Task objective: Restate the full set of records exactly, word for word.

Task material:
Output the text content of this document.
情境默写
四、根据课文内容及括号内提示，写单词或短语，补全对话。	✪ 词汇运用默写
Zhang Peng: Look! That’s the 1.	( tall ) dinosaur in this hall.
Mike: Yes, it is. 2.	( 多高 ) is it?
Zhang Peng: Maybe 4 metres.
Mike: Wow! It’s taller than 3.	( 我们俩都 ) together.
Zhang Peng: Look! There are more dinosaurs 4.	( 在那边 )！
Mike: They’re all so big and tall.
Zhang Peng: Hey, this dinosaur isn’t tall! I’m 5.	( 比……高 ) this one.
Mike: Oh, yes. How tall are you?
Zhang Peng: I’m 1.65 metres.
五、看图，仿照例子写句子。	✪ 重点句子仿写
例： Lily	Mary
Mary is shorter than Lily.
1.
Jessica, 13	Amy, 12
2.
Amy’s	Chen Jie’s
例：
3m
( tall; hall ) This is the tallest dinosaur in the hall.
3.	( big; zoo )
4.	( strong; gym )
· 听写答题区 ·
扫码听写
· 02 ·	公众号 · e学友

Written answer:
Output the text content of this document.
情境默写
四、根据课文内容及括号内提示，写单词或短语，补全对话。	✪ 词汇运用默写
Zhang Peng: Look! That’s the 1.	( tall ) dinosaur in this hall.
Mike: Yes, it is. 2.	( 多高 ) is it?
Zhang Peng: Maybe 4 metres.
Mike: Wow! It’s taller than 3.	( 我们俩都 ) together.
Zhang Peng: Look! There are more dinosaurs 4.	( 在那边 )！
Mike: They’re all so big and tall.
Zhang Peng: Hey, this dinosaur isn’t tall! I’m 5.	( 比……高 ) this one.
Mike: Oh, yes. How tall are you?
Zhang Peng: I’m 1.65 metres.
五、看图，仿照例子写句子。	✪ 重点句子仿写
例： Lily	Mary
Mary is shorter than Lily.
1.
Jessica, 13	Amy, 12
2.
Amy’s	Chen Jie’s
例：
3m
( tall; hall ) This is the tallest dinosaur in the hall.
3.	( big; zoo )
4.	( strong; gym )
· 听写答题区 ·
扫码听写
· 02 ·	公众号 · e学友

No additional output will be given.